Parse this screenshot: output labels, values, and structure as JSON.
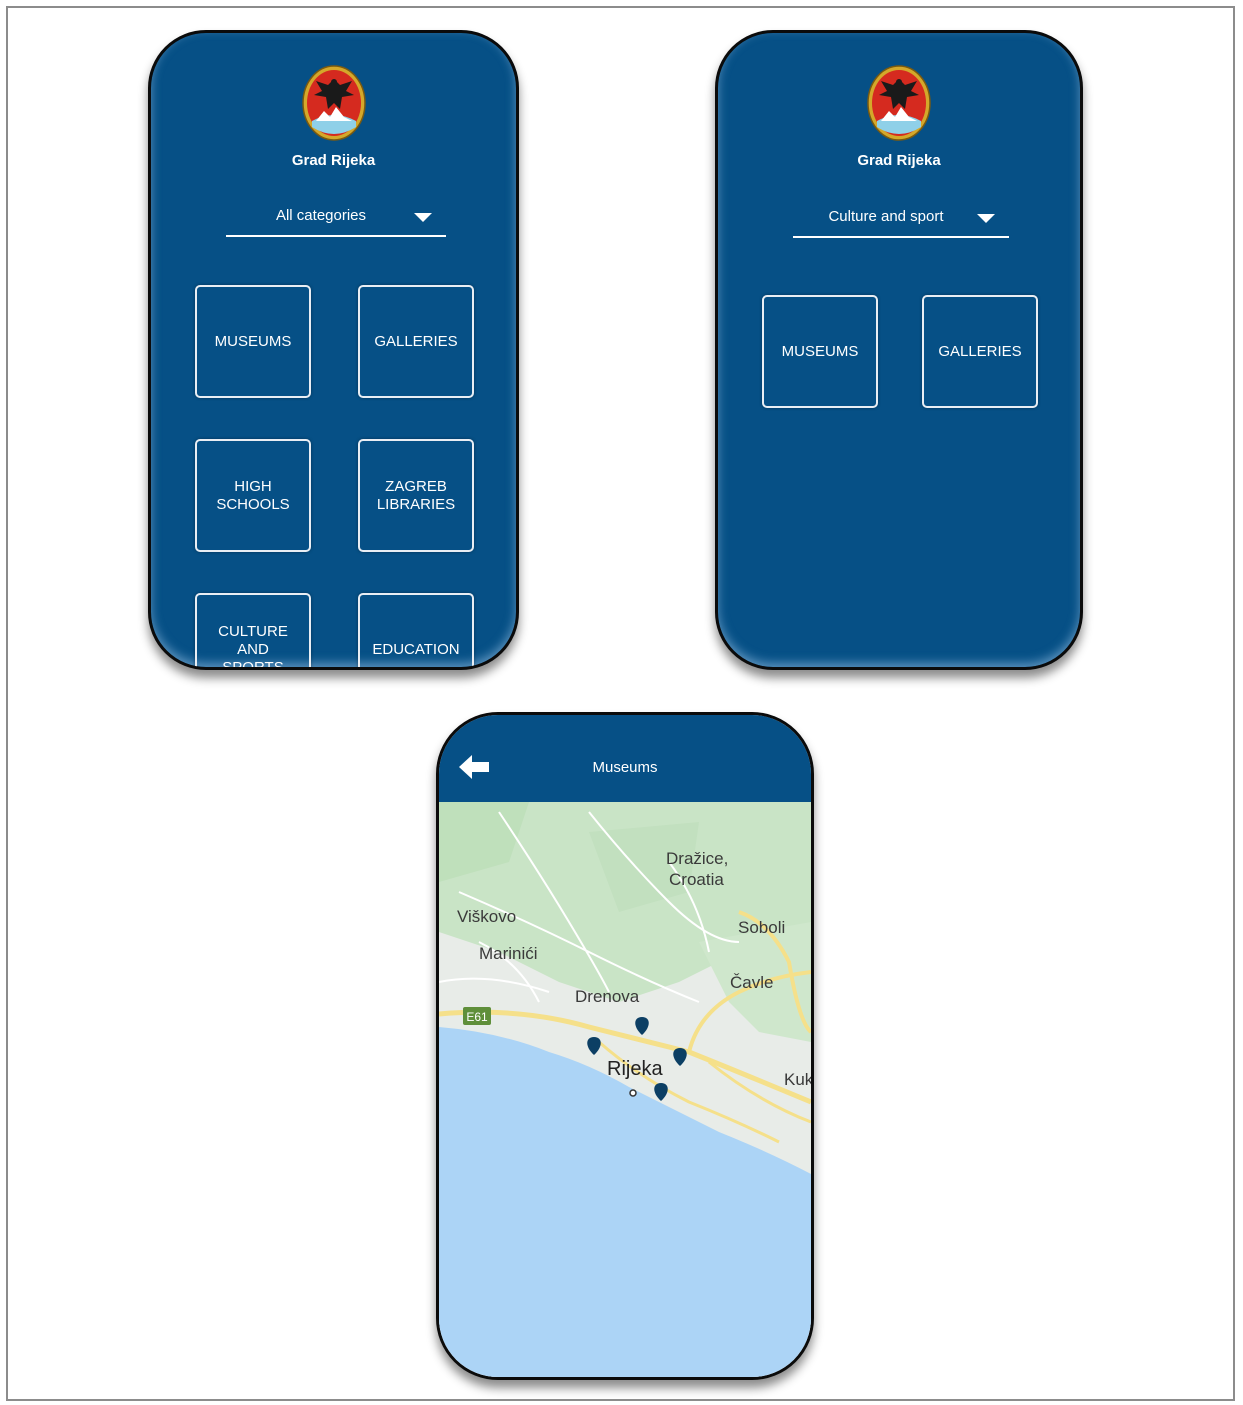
{
  "screens": [
    {
      "city_name": "Grad Rijeka",
      "dropdown": {
        "selected": "All categories"
      },
      "tiles": [
        "MUSEUMS",
        "GALLERIES",
        "HIGH SCHOOLS",
        "ZAGREB LIBRARIES",
        "CULTURE AND SPORTS",
        "EDUCATION"
      ]
    },
    {
      "city_name": "Grad Rijeka",
      "dropdown": {
        "selected": "Culture and sport"
      },
      "tiles": [
        "MUSEUMS",
        "GALLERIES"
      ]
    },
    {
      "header_title": "Museums",
      "map": {
        "places": [
          "Dražice,",
          "Croatia",
          "Viškovo",
          "Soboli",
          "Marinići",
          "Čavle",
          "Drenova",
          "Rijeka",
          "Kuk"
        ],
        "road_shield": "E61",
        "marker_count": 4
      }
    }
  ],
  "colors": {
    "brand_blue": "#065086",
    "sea": "#acd4f6",
    "land": "#e8ece8",
    "green": "#c9e4c6",
    "road": "#f5e08a"
  }
}
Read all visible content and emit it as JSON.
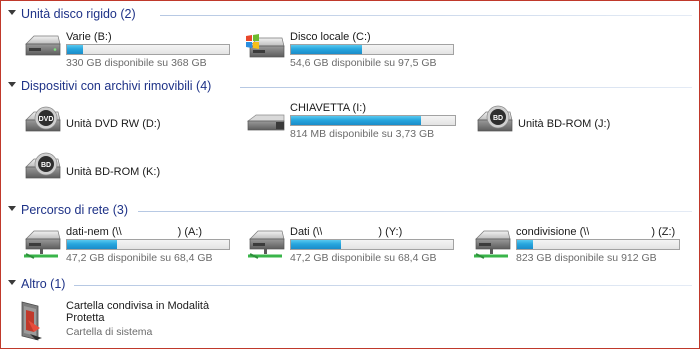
{
  "groups": {
    "hdd": {
      "title": "Unità disco rigido (2)"
    },
    "removable": {
      "title": "Dispositivi con archivi rimovibili (4)"
    },
    "network": {
      "title": "Percorso di rete (3)"
    },
    "other": {
      "title": "Altro (1)"
    }
  },
  "drives": {
    "varie": {
      "name": "Varie (B:)",
      "free_text": "330 GB disponibile su 368 GB",
      "used_fraction": 0.1,
      "icon": "hard-drive-icon"
    },
    "disco_locale": {
      "name": "Disco locale (C:)",
      "free_text": "54,6 GB disponibile su 97,5 GB",
      "used_fraction": 0.44,
      "icon": "windows-drive-icon"
    },
    "dvd": {
      "name": "Unità DVD RW (D:)",
      "icon": "dvd-drive-icon",
      "badge": "DVD"
    },
    "chiavetta": {
      "name": "CHIAVETTA (I:)",
      "free_text": "814 MB disponibile su 3,73 GB",
      "used_fraction": 0.79,
      "icon": "usb-drive-icon"
    },
    "bd_j": {
      "name": "Unità BD-ROM (J:)",
      "icon": "bd-drive-icon",
      "badge": "BD"
    },
    "bd_k": {
      "name": "Unità BD-ROM (K:)",
      "icon": "bd-drive-icon",
      "badge": "BD"
    }
  },
  "network": {
    "dati_nem": {
      "name_prefix": "dati-nem (\\\\",
      "name_suffix": ") (A:)",
      "free_text": "47,2 GB disponibile su 68,4 GB",
      "used_fraction": 0.31,
      "icon": "network-drive-icon"
    },
    "dati": {
      "name_prefix": "Dati (\\\\",
      "name_suffix": ") (Y:)",
      "free_text": "47,2 GB disponibile su 68,4 GB",
      "used_fraction": 0.31,
      "icon": "network-drive-icon"
    },
    "condivisione": {
      "name_prefix": "condivisione (\\\\",
      "name_suffix": ") (Z:)",
      "free_text": "823 GB disponibile su 912 GB",
      "used_fraction": 0.1,
      "icon": "network-drive-icon"
    }
  },
  "other": {
    "cartella": {
      "name_line1": "Cartella condivisa in Modalità",
      "name_line2": "Protetta",
      "subtitle": "Cartella di sistema",
      "icon": "protected-folder-icon"
    }
  },
  "colors": {
    "header_text": "#1e3287",
    "bar_fill": "#27a6de"
  }
}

========

_GIVEN PROBLEM:_ Only lines with the word "disponibile" are wanted, so copy each one from the records.

_FINAL RESULT:_
      "free_text": "330 GB disponibile su 368 GB",
      "free_text": "54,6 GB disponibile su 97,5 GB",
      "free_text": "814 MB disponibile su 3,73 GB",
      "free_text": "47,2 GB disponibile su 68,4 GB",
      "free_text": "47,2 GB disponibile su 68,4 GB",
      "free_text": "823 GB disponibile su 912 GB",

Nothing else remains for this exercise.